● **WHAT NEEDS TO BE DONE**: Report how many lines hold the word "Settings"; give nothing but the number.
☆ ☆ ☆ ☆ ☆ ☆ ☆
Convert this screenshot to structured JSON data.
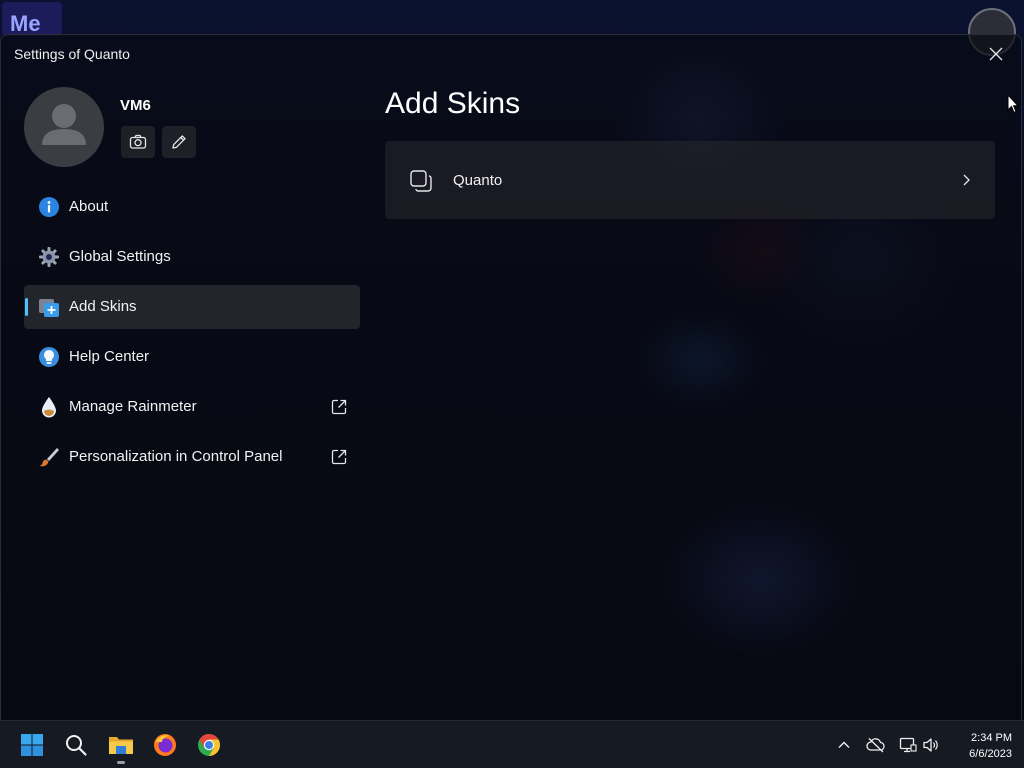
{
  "window": {
    "title": "Settings of Quanto"
  },
  "profile": {
    "name": "VM6"
  },
  "sidebar": {
    "items": [
      {
        "label": "About",
        "icon": "info-icon"
      },
      {
        "label": "Global Settings",
        "icon": "gear-icon"
      },
      {
        "label": "Add Skins",
        "icon": "add-skins-icon",
        "selected": true
      },
      {
        "label": "Help Center",
        "icon": "lightbulb-icon"
      },
      {
        "label": "Manage Rainmeter",
        "icon": "rainmeter-drop-icon",
        "external": true
      },
      {
        "label": "Personalization in Control Panel",
        "icon": "paintbrush-icon",
        "external": true
      }
    ]
  },
  "main": {
    "title": "Add Skins",
    "cards": [
      {
        "label": "Quanto",
        "icon": "skin-copy-icon"
      }
    ]
  },
  "taskbar": {
    "time": "2:34 PM",
    "date": "6/6/2023"
  },
  "colors": {
    "accent": "#4cc2ff",
    "window_bg": "#0a0c16",
    "card_bg": "#28282e",
    "taskbar_bg": "#161a23"
  }
}
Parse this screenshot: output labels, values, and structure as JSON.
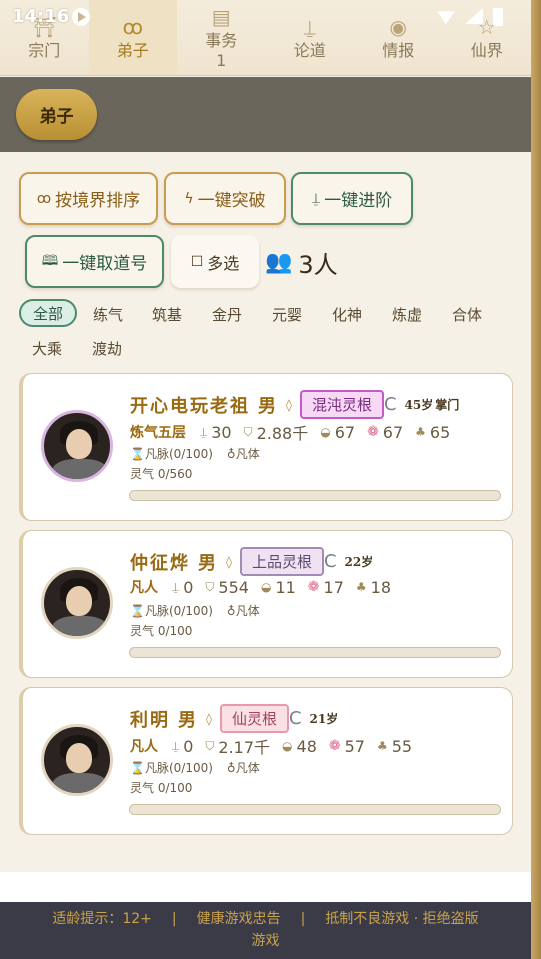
{
  "status": {
    "time": "14:16"
  },
  "nav": [
    {
      "label": "宗门",
      "icon": "sect-gate-icon",
      "active": false
    },
    {
      "label": "弟子",
      "icon": "disciples-icon",
      "active": true
    },
    {
      "label": "事务",
      "icon": "scroll-icon",
      "badge": "1",
      "active": false
    },
    {
      "label": "论道",
      "icon": "sword-icon",
      "active": false
    },
    {
      "label": "情报",
      "icon": "eye-icon",
      "active": false
    },
    {
      "label": "仙界",
      "icon": "star-icon",
      "active": false
    }
  ],
  "header": {
    "title": "弟子"
  },
  "actions": {
    "sort_by_realm": "按境界排序",
    "breakthrough_all": "一键突破",
    "advance_all": "一键进阶",
    "name_all": "一键取道号",
    "multi_select": "多选",
    "count": "3人"
  },
  "realms": [
    "全部",
    "练气",
    "筑基",
    "金丹",
    "元婴",
    "化神",
    "炼虚",
    "合体",
    "大乘",
    "渡劫"
  ],
  "active_realm": "全部",
  "disciples": [
    {
      "name": "开心电玩老祖",
      "gender": "男",
      "root": "混沌灵根",
      "age": "45岁",
      "sect_tag": "掌门",
      "realm": "炼气五层",
      "attack": "30",
      "defense": "2.88千",
      "speed": "67",
      "mind": "67",
      "luck": "65",
      "meridian": "凡脉(0/100)",
      "body": "凡体",
      "qi": "灵气 0/560",
      "qi_progress": 0
    },
    {
      "name": "仲征烨",
      "gender": "男",
      "root": "上品灵根",
      "age": "22岁",
      "sect_tag": "",
      "realm": "凡人",
      "attack": "0",
      "defense": "554",
      "speed": "11",
      "mind": "17",
      "luck": "18",
      "meridian": "凡脉(0/100)",
      "body": "凡体",
      "qi": "灵气 0/100",
      "qi_progress": 0
    },
    {
      "name": "利明",
      "gender": "男",
      "root": "仙灵根",
      "age": "21岁",
      "sect_tag": "",
      "realm": "凡人",
      "attack": "0",
      "defense": "2.17千",
      "speed": "48",
      "mind": "57",
      "luck": "55",
      "meridian": "凡脉(0/100)",
      "body": "凡体",
      "qi": "灵气 0/100",
      "qi_progress": 0
    }
  ],
  "footer": {
    "age_hint": "适龄提示：12+",
    "advice": "健康游戏忠告",
    "slogan_a": "抵制不良游戏 · 拒绝盗版",
    "slogan_b": "游戏"
  },
  "colors": {
    "accent_gold": "#b8892c",
    "header_band": "#6b665b",
    "footer_bg": "#3b3b48"
  }
}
☆ ☆ ☆ ☆ ☆ ☆ ☆
● **WRITTEN RESPONSE**: 2